*PROBLEM DETAILS:* Reproduce all entries precisely, down to the last character.

begin INPUT ROWS

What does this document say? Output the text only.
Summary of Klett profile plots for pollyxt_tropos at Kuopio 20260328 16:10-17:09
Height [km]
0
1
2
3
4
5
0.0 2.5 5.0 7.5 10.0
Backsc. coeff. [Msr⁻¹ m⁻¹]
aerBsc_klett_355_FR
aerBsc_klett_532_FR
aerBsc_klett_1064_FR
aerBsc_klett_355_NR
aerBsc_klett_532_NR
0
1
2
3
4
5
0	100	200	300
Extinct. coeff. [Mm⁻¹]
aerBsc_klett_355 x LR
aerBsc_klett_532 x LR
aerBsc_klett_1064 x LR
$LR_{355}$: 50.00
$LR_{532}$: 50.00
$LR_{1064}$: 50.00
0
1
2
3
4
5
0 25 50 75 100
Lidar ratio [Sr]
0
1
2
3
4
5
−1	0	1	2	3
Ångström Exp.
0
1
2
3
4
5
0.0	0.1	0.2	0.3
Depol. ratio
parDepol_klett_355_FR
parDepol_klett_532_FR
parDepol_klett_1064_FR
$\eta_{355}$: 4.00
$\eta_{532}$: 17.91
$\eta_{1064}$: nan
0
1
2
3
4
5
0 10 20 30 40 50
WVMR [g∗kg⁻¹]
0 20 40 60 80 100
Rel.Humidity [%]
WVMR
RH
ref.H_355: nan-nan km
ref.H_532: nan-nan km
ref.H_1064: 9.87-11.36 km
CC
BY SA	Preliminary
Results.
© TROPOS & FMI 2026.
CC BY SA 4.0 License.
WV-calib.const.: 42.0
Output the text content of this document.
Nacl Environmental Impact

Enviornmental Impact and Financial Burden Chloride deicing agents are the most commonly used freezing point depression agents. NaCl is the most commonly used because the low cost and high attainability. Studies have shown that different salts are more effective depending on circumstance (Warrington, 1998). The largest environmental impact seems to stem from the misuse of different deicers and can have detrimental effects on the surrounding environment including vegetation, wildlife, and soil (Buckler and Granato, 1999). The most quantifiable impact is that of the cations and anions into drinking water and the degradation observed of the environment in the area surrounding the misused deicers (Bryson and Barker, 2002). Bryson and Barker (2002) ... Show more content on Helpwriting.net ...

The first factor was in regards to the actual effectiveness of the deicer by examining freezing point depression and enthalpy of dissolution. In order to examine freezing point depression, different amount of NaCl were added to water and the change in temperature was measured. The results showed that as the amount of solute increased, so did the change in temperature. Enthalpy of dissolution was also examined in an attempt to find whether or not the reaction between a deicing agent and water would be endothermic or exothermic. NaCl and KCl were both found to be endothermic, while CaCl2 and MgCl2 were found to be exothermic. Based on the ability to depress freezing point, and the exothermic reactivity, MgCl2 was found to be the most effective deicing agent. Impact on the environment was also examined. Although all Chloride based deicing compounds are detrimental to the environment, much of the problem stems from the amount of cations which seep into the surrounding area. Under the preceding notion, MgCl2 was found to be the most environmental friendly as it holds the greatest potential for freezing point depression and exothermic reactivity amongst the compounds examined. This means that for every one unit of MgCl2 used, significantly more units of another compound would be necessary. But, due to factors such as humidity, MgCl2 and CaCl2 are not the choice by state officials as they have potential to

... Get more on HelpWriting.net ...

end INPUT ROWS

*SOLUTION TO THIS TASK:*
What does this document say? Output the text only.
Summary of Klett profile plots for pollyxt_tropos at Kuopio 20260328 16:10-17:09
Height [km]
0
1
2
3
4
5
0.0 2.5 5.0 7.5 10.0
Backsc. coeff. [Msr⁻¹ m⁻¹]
aerBsc_klett_355_FR
aerBsc_klett_532_FR
aerBsc_klett_1064_FR
aerBsc_klett_355_NR
aerBsc_klett_532_NR
0
1
2
3
4
5
0	100	200	300
Extinct. coeff. [Mm⁻¹]
aerBsc_klett_355 x LR
aerBsc_klett_532 x LR
aerBsc_klett_1064 x LR
$LR_{355}$: 50.00
$LR_{532}$: 50.00
$LR_{1064}$: 50.00
0
1
2
3
4
5
0 25 50 75 100
Lidar ratio [Sr]
0
1
2
3
4
5
−1	0	1	2	3
Ångström Exp.
0
1
2
3
4
5
0.0	0.1	0.2	0.3
Depol. ratio
parDepol_klett_355_FR
parDepol_klett_532_FR
parDepol_klett_1064_FR
$\eta_{355}$: 4.00
$\eta_{532}$: 17.91
$\eta_{1064}$: nan
0
1
2
3
4
5
0 10 20 30 40 50
WVMR [g∗kg⁻¹]
0 20 40 60 80 100
Rel.Humidity [%]
WVMR
RH
ref.H_355: nan-nan km
ref.H_532: nan-nan km
ref.H_1064: 9.87-11.36 km
CC
BY SA	Preliminary
Results.
© TROPOS & FMI 2026.
CC BY SA 4.0 License.
WV-calib.const.: 42.0
Output the text content of this document.
Nacl Environmental Impact

Enviornmental Impact and Financial Burden Chloride deicing agents are the most commonly used freezing point depression agents. NaCl is the most commonly used because the low cost and high attainability. Studies have shown that different salts are more effective depending on circumstance (Warrington, 1998). The largest environmental impact seems to stem from the misuse of different deicers and can have detrimental effects on the surrounding environment including vegetation, wildlife, and soil (Buckler and Granato, 1999). The most quantifiable impact is that of the cations and anions into drinking water and the degradation observed of the environment in the area surrounding the misused deicers (Bryson and Barker, 2002). Bryson and Barker (2002) ... Show more content on Helpwriting.net ...

The first factor was in regards to the actual effectiveness of the deicer by examining freezing point depression and enthalpy of dissolution. In order to examine freezing point depression, different amount of NaCl were added to water and the change in temperature was measured. The results showed that as the amount of solute increased, so did the change in temperature. Enthalpy of dissolution was also examined in an attempt to find whether or not the reaction between a deicing agent and water would be endothermic or exothermic. NaCl and KCl were both found to be endothermic, while CaCl2 and MgCl2 were found to be exothermic. Based on the ability to depress freezing point, and the exothermic reactivity, MgCl2 was found to be the most effective deicing agent. Impact on the environment was also examined. Although all Chloride based deicing compounds are detrimental to the environment, much of the problem stems from the amount of cations which seep into the surrounding area. Under the preceding notion, MgCl2 was found to be the most environmental friendly as it holds the greatest potential for freezing point depression and exothermic reactivity amongst the compounds examined. This means that for every one unit of MgCl2 used, significantly more units of another compound would be necessary. But, due to factors such as humidity, MgCl2 and CaCl2 are not the choice by state officials as they have potential to

... Get more on HelpWriting.net ...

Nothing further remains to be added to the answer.